● Task requirements: State the number of lines that include the string "prohlášení", and write nothing else.

⁂

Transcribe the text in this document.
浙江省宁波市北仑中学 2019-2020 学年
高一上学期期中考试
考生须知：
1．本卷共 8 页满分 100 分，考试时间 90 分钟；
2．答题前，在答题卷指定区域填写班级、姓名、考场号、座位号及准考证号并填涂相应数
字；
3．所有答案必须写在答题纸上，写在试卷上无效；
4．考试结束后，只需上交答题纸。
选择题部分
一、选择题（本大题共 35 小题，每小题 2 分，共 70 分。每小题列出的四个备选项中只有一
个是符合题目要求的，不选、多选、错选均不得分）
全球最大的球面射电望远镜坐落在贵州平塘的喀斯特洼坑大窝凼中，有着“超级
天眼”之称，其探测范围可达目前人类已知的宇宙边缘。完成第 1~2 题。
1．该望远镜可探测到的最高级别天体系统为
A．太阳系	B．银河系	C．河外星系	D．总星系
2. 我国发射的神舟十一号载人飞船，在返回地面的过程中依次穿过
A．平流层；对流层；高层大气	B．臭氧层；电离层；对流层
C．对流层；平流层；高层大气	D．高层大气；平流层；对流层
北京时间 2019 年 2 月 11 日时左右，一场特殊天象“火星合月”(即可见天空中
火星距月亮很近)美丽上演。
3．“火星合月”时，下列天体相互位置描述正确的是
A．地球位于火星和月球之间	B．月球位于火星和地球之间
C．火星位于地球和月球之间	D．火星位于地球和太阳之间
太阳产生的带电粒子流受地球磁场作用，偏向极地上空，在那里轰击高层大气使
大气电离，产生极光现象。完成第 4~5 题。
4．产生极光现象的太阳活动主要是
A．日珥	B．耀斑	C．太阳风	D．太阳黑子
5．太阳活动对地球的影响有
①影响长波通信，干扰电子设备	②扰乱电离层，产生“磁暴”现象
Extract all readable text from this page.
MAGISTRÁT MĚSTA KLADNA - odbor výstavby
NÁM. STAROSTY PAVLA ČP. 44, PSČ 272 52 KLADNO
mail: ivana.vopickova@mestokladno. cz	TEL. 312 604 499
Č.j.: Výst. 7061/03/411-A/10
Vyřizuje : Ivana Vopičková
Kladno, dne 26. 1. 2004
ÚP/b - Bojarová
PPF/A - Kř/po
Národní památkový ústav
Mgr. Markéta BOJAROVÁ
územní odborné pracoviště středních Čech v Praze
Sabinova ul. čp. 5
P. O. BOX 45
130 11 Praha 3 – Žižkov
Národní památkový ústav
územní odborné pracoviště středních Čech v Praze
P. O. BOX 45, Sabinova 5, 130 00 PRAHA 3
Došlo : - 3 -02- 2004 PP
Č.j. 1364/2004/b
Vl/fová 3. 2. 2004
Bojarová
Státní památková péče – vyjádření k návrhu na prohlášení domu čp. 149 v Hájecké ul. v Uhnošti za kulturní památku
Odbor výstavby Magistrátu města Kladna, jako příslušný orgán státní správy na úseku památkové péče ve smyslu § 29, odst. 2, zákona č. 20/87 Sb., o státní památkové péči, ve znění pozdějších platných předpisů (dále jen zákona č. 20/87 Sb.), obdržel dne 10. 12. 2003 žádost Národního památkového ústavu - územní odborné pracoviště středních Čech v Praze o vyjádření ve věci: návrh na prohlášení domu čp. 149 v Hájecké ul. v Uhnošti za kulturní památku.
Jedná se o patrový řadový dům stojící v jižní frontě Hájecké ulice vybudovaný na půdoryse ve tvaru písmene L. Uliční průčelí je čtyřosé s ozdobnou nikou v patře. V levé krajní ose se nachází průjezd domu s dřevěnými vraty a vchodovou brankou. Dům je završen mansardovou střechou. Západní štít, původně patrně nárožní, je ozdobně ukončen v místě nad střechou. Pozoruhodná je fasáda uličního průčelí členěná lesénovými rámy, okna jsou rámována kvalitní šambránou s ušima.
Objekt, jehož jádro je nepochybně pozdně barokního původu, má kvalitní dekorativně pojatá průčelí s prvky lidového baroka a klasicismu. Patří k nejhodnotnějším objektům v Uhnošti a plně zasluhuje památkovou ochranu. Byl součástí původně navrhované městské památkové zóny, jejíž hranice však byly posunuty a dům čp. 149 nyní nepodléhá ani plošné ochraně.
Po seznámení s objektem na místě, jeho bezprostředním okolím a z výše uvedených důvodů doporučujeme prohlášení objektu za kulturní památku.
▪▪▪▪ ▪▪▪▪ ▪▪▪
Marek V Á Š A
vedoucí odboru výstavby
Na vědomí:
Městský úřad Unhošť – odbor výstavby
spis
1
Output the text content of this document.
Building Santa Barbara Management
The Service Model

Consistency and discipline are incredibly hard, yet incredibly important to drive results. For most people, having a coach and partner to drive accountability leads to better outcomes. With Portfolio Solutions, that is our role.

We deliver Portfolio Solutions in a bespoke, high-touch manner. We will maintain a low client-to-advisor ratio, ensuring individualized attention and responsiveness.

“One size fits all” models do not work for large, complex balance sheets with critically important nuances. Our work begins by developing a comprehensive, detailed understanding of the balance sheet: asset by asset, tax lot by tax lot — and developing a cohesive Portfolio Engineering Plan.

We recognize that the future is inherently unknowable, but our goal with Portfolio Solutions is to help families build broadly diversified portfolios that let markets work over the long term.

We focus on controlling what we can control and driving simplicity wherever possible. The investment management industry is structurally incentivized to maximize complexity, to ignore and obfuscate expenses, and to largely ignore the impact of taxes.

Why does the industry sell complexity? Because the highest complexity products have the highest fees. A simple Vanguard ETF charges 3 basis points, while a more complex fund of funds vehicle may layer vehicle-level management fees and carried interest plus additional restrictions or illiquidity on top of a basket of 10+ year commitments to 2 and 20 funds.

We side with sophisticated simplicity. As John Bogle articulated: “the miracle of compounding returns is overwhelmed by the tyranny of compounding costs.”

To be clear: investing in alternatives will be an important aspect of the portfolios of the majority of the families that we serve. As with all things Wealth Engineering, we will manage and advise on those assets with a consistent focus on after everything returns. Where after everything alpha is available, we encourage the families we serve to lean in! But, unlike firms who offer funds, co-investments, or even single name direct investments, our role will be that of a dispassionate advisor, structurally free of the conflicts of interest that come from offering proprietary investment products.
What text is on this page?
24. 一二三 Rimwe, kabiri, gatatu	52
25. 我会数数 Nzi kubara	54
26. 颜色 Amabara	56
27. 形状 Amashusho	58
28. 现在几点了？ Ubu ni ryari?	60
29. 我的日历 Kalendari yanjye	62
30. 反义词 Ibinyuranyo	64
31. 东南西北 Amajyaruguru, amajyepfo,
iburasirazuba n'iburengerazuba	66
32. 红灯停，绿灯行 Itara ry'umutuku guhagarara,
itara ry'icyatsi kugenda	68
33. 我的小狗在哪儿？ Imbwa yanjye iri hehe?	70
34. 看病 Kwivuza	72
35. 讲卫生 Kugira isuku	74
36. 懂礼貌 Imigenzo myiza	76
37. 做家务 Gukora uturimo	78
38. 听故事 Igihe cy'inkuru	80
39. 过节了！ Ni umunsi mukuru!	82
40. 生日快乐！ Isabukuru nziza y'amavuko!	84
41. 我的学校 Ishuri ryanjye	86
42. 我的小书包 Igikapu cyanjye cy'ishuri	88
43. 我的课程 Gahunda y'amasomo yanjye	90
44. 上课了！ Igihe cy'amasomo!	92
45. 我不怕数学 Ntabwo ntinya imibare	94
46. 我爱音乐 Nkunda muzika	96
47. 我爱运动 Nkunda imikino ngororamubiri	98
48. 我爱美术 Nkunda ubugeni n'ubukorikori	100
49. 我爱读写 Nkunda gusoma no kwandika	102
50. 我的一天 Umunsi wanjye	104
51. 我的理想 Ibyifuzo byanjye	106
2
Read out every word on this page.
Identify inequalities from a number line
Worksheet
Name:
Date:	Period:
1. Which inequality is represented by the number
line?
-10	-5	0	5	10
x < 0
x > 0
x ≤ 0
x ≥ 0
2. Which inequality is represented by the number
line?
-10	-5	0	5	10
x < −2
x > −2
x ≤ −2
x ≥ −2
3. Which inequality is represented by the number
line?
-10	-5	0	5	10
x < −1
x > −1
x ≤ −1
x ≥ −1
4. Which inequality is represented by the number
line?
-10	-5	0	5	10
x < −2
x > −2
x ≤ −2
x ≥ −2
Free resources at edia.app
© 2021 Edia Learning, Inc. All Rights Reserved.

⁂

● Final answer: 3